**Cosa fare**
Puoi ricopiare identiche, riga per riga, tutte le voci qui sotto, lasciando fuori le immagini?

========

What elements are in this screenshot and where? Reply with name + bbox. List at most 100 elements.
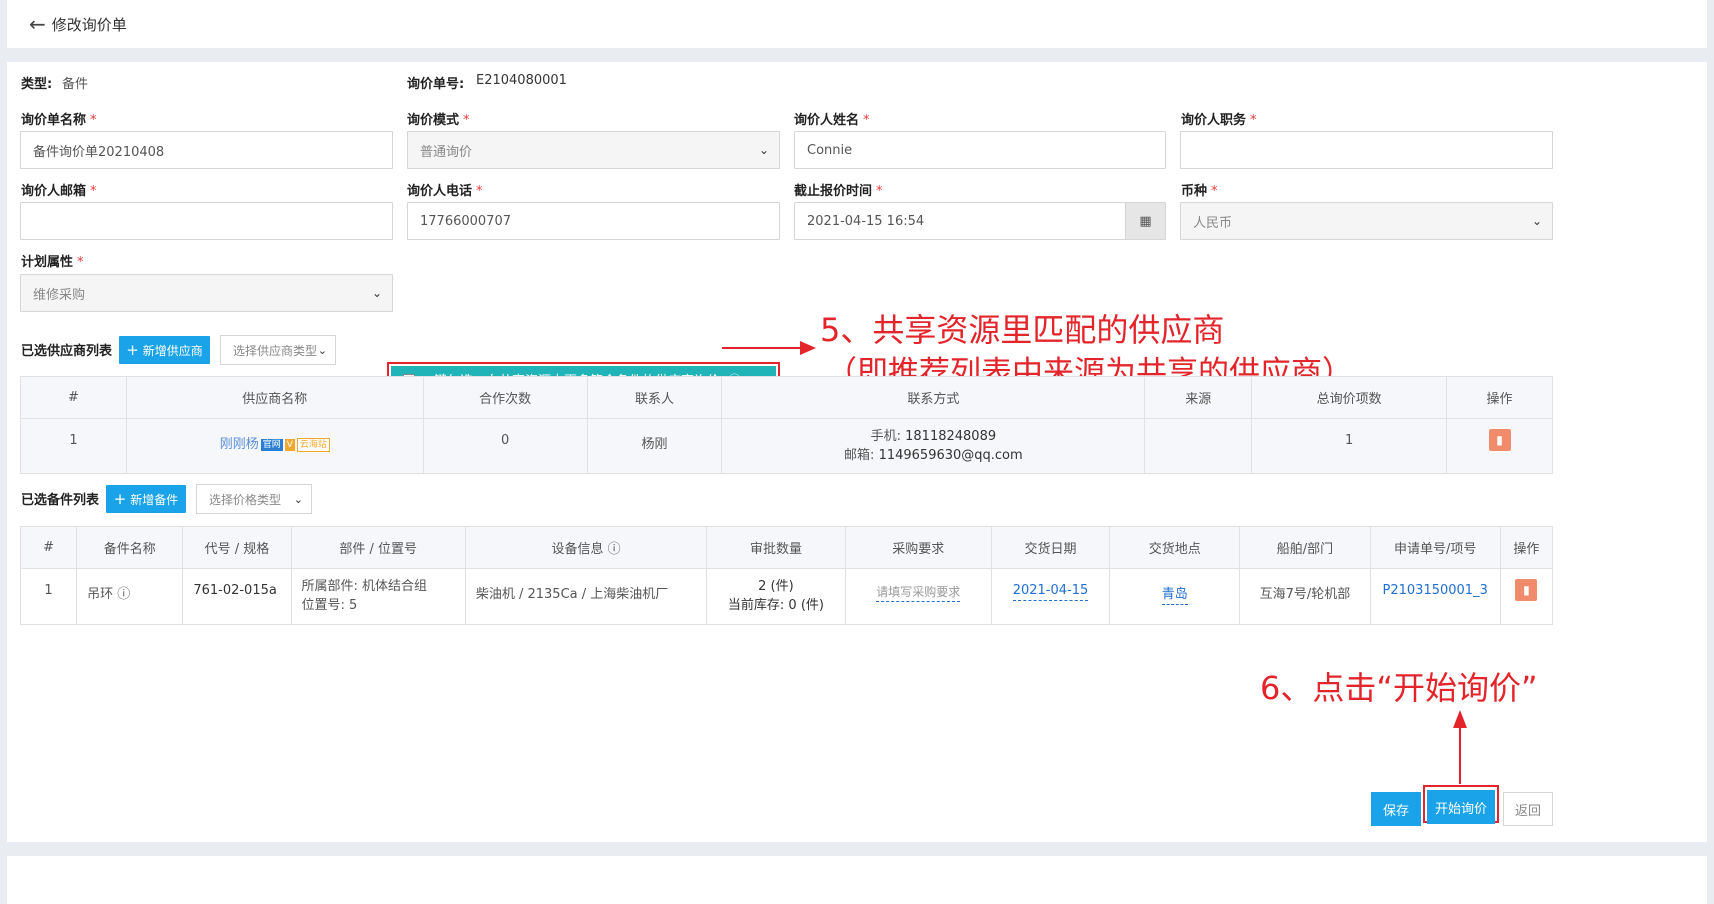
chevron-down-icon: ⌄: [371, 286, 382, 300]
supplier-section-title: 已选供应商列表: [21, 344, 113, 359]
col-header: #: [20, 376, 127, 419]
annotation-arrow-right: [722, 341, 816, 355]
cell-date: 2021-04-15: [990, 568, 1111, 625]
info-icon: ⓘ: [607, 542, 621, 557]
inquiry-no-label: 询价单号:: [407, 77, 465, 92]
col-header: 船舶/部门: [1239, 526, 1371, 569]
col-header: 供应商名称: [125, 376, 424, 419]
cell-actions: ▮: [1446, 418, 1553, 474]
supplier-type-select[interactable]: 选择供应商类型 ⌄: [220, 335, 336, 365]
currency-label: 币种 *: [1181, 184, 1218, 199]
cell-code: 761-02-015a: [182, 568, 292, 625]
deadline-label: 截止报价时间 *: [794, 184, 883, 199]
annotation-step6: 6、点击“开始询价”: [1260, 669, 1538, 707]
supplier-table: # 供应商名称 合作次数 联系人 联系方式 来源 总询价项数 操作 1 刚刚杨官…: [20, 376, 1553, 474]
cell-qty: 2 (件) 当前库存: 0 (件): [706, 568, 846, 625]
position-input[interactable]: [1180, 131, 1553, 169]
cell-index: 1: [19, 568, 78, 625]
deadline-input[interactable]: 2021-04-15 16:54 ▦: [794, 202, 1166, 240]
cell-times: 0: [422, 418, 588, 474]
cell-total: 1: [1251, 418, 1448, 474]
footer-bar: [7, 856, 1707, 904]
col-header: 联系人: [586, 376, 723, 419]
delete-icon[interactable]: ▮: [1488, 429, 1511, 451]
parts-table: # 备件名称 代号 / 规格 部件 / 位置号 设备信息 ⓘ 审批数量 采购要求…: [19, 526, 1554, 625]
table-header-row: # 备件名称 代号 / 规格 部件 / 位置号 设备信息 ⓘ 审批数量 采购要求…: [19, 526, 1554, 569]
save-button[interactable]: 保存: [1371, 792, 1421, 826]
col-header: 代号 / 规格: [182, 526, 292, 569]
cell-apply: P2103150001_3: [1369, 568, 1501, 625]
chevron-down-icon: ⌄: [1531, 214, 1542, 228]
official-badge: 官网: [260, 439, 283, 451]
plus-icon: +: [113, 490, 127, 508]
price-type-select[interactable]: 选择价格类型 ⌄: [196, 484, 312, 514]
plan-select[interactable]: 维修采购 ⌄: [20, 274, 393, 312]
person-name-input[interactable]: Connie: [794, 131, 1166, 169]
col-header: 备件名称: [76, 526, 184, 569]
add-supplier-button[interactable]: + 新增供应商: [119, 336, 210, 364]
part-line: 所属部件: 机体结合组: [301, 579, 428, 594]
col-header: 审批数量: [706, 526, 846, 569]
requirement-input[interactable]: 请填写采购要求: [876, 585, 961, 602]
cell-contact: 杨刚: [586, 418, 723, 474]
type-value: 备件: [62, 77, 89, 92]
cell-actions: ▮: [1499, 568, 1554, 625]
table-header-row: # 供应商名称 合作次数 联系人 联系方式 来源 总询价项数 操作: [20, 376, 1553, 419]
type-label: 类型:: [21, 77, 53, 92]
chevron-down-icon: ⌄: [317, 344, 327, 357]
email-label: 询价人邮箱 *: [21, 184, 97, 199]
inquiry-no-value: E2104080001: [476, 73, 567, 88]
person-label: 询价人姓名 *: [794, 113, 870, 128]
add-part-button[interactable]: + 新增备件: [106, 485, 186, 513]
plus-icon: +: [126, 341, 139, 359]
col-header: 合作次数: [422, 376, 588, 419]
email-input[interactable]: [20, 202, 393, 240]
col-header: 操作: [1499, 526, 1554, 569]
name-label: 询价单名称 *: [21, 113, 97, 128]
mode-label: 询价模式 *: [407, 113, 470, 128]
currency-select[interactable]: 人民币 ⌄: [1180, 202, 1553, 240]
back-button[interactable]: 返回: [1503, 792, 1553, 826]
cell-place: 青岛: [1109, 568, 1241, 625]
info-icon: ⓘ: [117, 587, 131, 602]
cell-source: [1144, 418, 1253, 474]
parts-section-title: 已选备件列表: [21, 493, 100, 508]
start-inquiry-button[interactable]: 开始询价: [1427, 790, 1495, 824]
col-header: 来源: [1144, 376, 1253, 419]
col-header: 操作: [1446, 376, 1553, 419]
plan-label: 计划属性 *: [21, 255, 84, 270]
table-row: 1 刚刚杨 官网 V 云海站 0 杨刚 手机: 18118248089 邮箱: 114…: [20, 418, 1553, 474]
supplier-name-link[interactable]: 刚刚杨: [220, 437, 259, 452]
inquiry-mode-select[interactable]: 普通询价 ⌄: [407, 131, 780, 169]
qty-line: 2 (件): [758, 579, 794, 594]
col-header: #: [19, 526, 78, 569]
cell-requirement: 请填写采购要求: [844, 568, 992, 625]
delivery-place-picker[interactable]: 青岛: [1161, 587, 1188, 605]
cell-contact-info: 手机: 18118248089 邮箱: 1149659630@qq.com: [721, 418, 1146, 474]
position-line: 位置号: 5: [301, 598, 358, 613]
stock-line: 当前库存: 0 (件): [727, 598, 824, 613]
apply-no-link[interactable]: P2103150001_3: [1383, 583, 1488, 598]
cell-supplier-name: 刚刚杨 官网 V 云海站: [125, 418, 424, 474]
col-header: 联系方式: [721, 376, 1146, 419]
inquiry-name-input[interactable]: 备件询价单20210408: [20, 131, 393, 169]
col-header: 设备信息 ⓘ: [464, 526, 708, 569]
page-title: 修改询价单: [51, 15, 127, 34]
arrow-left-icon[interactable]: ←: [29, 14, 46, 34]
cell-part-position: 所属部件: 机体结合组 位置号: 5: [290, 568, 466, 625]
phone-input[interactable]: 17766000707: [407, 202, 780, 240]
col-header: 交货地点: [1109, 526, 1241, 569]
table-row: 1 吊环 ⓘ 761-02-015a 所属部件: 机体结合组 位置号: 5 柴油…: [19, 568, 1554, 625]
email-line: 邮箱: 1149659630@qq.com: [844, 448, 1023, 463]
calendar-icon[interactable]: ▦: [1125, 203, 1165, 239]
chevron-down-icon: ⌄: [293, 493, 303, 506]
v-badge: V: [284, 439, 295, 451]
col-header: 申请单号/项号: [1369, 526, 1501, 569]
col-header: 采购要求: [844, 526, 992, 569]
col-header: 总询价项数: [1251, 376, 1448, 419]
chevron-down-icon: ⌄: [758, 143, 769, 157]
delivery-date-picker[interactable]: 2021-04-15: [1012, 583, 1089, 601]
annotation-step5-line1: 5、共享资源里匹配的供应商: [820, 311, 1225, 349]
delete-icon[interactable]: ▮: [1515, 579, 1538, 601]
site-badge: 云海站: [296, 438, 330, 452]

========

**Risposta**
What elements are in this screenshot and where? Reply with name + bbox. List at most 100 elements.
chevron-down-icon: ⌄: [371, 286, 382, 300]
supplier-section-title: 已选供应商列表: [21, 344, 113, 359]
col-header: #: [20, 376, 127, 419]
annotation-arrow-right: [722, 341, 816, 355]
cell-date: 2021-04-15: [990, 568, 1111, 625]
info-icon: ⓘ: [607, 542, 621, 557]
inquiry-no-label: 询价单号:: [407, 77, 465, 92]
col-header: 船舶/部门: [1239, 526, 1371, 569]
col-header: 供应商名称: [125, 376, 424, 419]
cell-actions: ▮: [1446, 418, 1553, 474]
supplier-type-select[interactable]: 选择供应商类型 ⌄: [220, 335, 336, 365]
currency-label: 币种 *: [1181, 184, 1218, 199]
cell-code: 761-02-015a: [182, 568, 292, 625]
deadline-label: 截止报价时间 *: [794, 184, 883, 199]
annotation-step6: 6、点击“开始询价”: [1260, 669, 1538, 707]
supplier-table: # 供应商名称 合作次数 联系人 联系方式 来源 总询价项数 操作 1 刚刚杨官…: [20, 376, 1553, 474]
cell-qty: 2 (件) 当前库存: 0 (件): [706, 568, 846, 625]
position-input[interactable]: [1180, 131, 1553, 169]
cell-index: 1: [19, 568, 78, 625]
deadline-input[interactable]: 2021-04-15 16:54 ▦: [794, 202, 1166, 240]
cell-times: 0: [422, 418, 588, 474]
cell-total: 1: [1251, 418, 1448, 474]
footer-bar: [7, 856, 1707, 904]
col-header: 联系人: [586, 376, 723, 419]
delete-icon[interactable]: ▮: [1488, 429, 1511, 451]
parts-table: # 备件名称 代号 / 规格 部件 / 位置号 设备信息 ⓘ 审批数量 采购要求…: [19, 526, 1554, 625]
table-header-row: # 备件名称 代号 / 规格 部件 / 位置号 设备信息 ⓘ 审批数量 采购要求…: [19, 526, 1554, 569]
save-button[interactable]: 保存: [1371, 792, 1421, 826]
col-header: 代号 / 规格: [182, 526, 292, 569]
cell-apply: P2103150001_3: [1369, 568, 1501, 625]
chevron-down-icon: ⌄: [1531, 214, 1542, 228]
official-badge: 官网: [260, 439, 283, 451]
plus-icon: +: [113, 490, 127, 508]
price-type-select[interactable]: 选择价格类型 ⌄: [196, 484, 312, 514]
plan-select[interactable]: 维修采购 ⌄: [20, 274, 393, 312]
person-name-input[interactable]: Connie: [794, 131, 1166, 169]
col-header: 备件名称: [76, 526, 184, 569]
add-supplier-button[interactable]: + 新增供应商: [119, 336, 210, 364]
part-line: 所属部件: 机体结合组: [301, 579, 428, 594]
col-header: 审批数量: [706, 526, 846, 569]
requirement-input[interactable]: 请填写采购要求: [876, 585, 961, 602]
cell-contact: 杨刚: [586, 418, 723, 474]
type-value: 备件: [62, 77, 89, 92]
cell-actions: ▮: [1499, 568, 1554, 625]
table-header-row: # 供应商名称 合作次数 联系人 联系方式 来源 总询价项数 操作: [20, 376, 1553, 419]
type-label: 类型:: [21, 77, 53, 92]
chevron-down-icon: ⌄: [317, 344, 327, 357]
email-label: 询价人邮箱 *: [21, 184, 97, 199]
inquiry-no-value: E2104080001: [476, 73, 567, 88]
person-label: 询价人姓名 *: [794, 113, 870, 128]
add-part-button[interactable]: + 新增备件: [106, 485, 186, 513]
plus-icon: +: [126, 341, 139, 359]
col-header: 合作次数: [422, 376, 588, 419]
email-input[interactable]: [20, 202, 393, 240]
col-header: 操作: [1499, 526, 1554, 569]
name-label: 询价单名称 *: [21, 113, 97, 128]
mode-label: 询价模式 *: [407, 113, 470, 128]
currency-select[interactable]: 人民币 ⌄: [1180, 202, 1553, 240]
back-button[interactable]: 返回: [1503, 792, 1553, 826]
cell-place: 青岛: [1109, 568, 1241, 625]
info-icon: ⓘ: [117, 587, 131, 602]
cell-source: [1144, 418, 1253, 474]
parts-section-title: 已选备件列表: [21, 493, 100, 508]
start-inquiry-button[interactable]: 开始询价: [1427, 790, 1495, 824]
col-header: 来源: [1144, 376, 1253, 419]
col-header: 操作: [1446, 376, 1553, 419]
plan-label: 计划属性 *: [21, 255, 84, 270]
table-row: 1 刚刚杨 官网 V 云海站 0 杨刚 手机: 18118248089 邮箱: 114…: [20, 418, 1553, 474]
supplier-name-link[interactable]: 刚刚杨: [220, 437, 259, 452]
inquiry-mode-select[interactable]: 普通询价 ⌄: [407, 131, 780, 169]
qty-line: 2 (件): [758, 579, 794, 594]
col-header: #: [19, 526, 78, 569]
cell-requirement: 请填写采购要求: [844, 568, 992, 625]
delivery-place-picker[interactable]: 青岛: [1161, 587, 1188, 605]
cell-contact-info: 手机: 18118248089 邮箱: 1149659630@qq.com: [721, 418, 1146, 474]
position-line: 位置号: 5: [301, 598, 358, 613]
stock-line: 当前库存: 0 (件): [727, 598, 824, 613]
apply-no-link[interactable]: P2103150001_3: [1383, 583, 1488, 598]
cell-supplier-name: 刚刚杨 官网 V 云海站: [125, 418, 424, 474]
col-header: 联系方式: [721, 376, 1146, 419]
inquiry-name-input[interactable]: 备件询价单20210408: [20, 131, 393, 169]
col-header: 设备信息 ⓘ: [464, 526, 708, 569]
page-title: 修改询价单: [51, 15, 127, 34]
arrow-left-icon[interactable]: ←: [29, 14, 46, 34]
cell-part-position: 所属部件: 机体结合组 位置号: 5: [290, 568, 466, 625]
phone-input[interactable]: 17766000707: [407, 202, 780, 240]
col-header: 交货地点: [1109, 526, 1241, 569]
table-row: 1 吊环 ⓘ 761-02-015a 所属部件: 机体结合组 位置号: 5 柴油…: [19, 568, 1554, 625]
email-line: 邮箱: 1149659630@qq.com: [844, 448, 1023, 463]
calendar-icon[interactable]: ▦: [1125, 203, 1165, 239]
chevron-down-icon: ⌄: [293, 493, 303, 506]
v-badge: V: [284, 439, 295, 451]
col-header: 申请单号/项号: [1369, 526, 1501, 569]
col-header: 采购要求: [844, 526, 992, 569]
col-header: 总询价项数: [1251, 376, 1448, 419]
chevron-down-icon: ⌄: [758, 143, 769, 157]
delivery-date-picker[interactable]: 2021-04-15: [1012, 583, 1089, 601]
annotation-step5-line1: 5、共享资源里匹配的供应商: [820, 311, 1225, 349]
delete-icon[interactable]: ▮: [1515, 579, 1538, 601]
site-badge: 云海站: [296, 438, 330, 452]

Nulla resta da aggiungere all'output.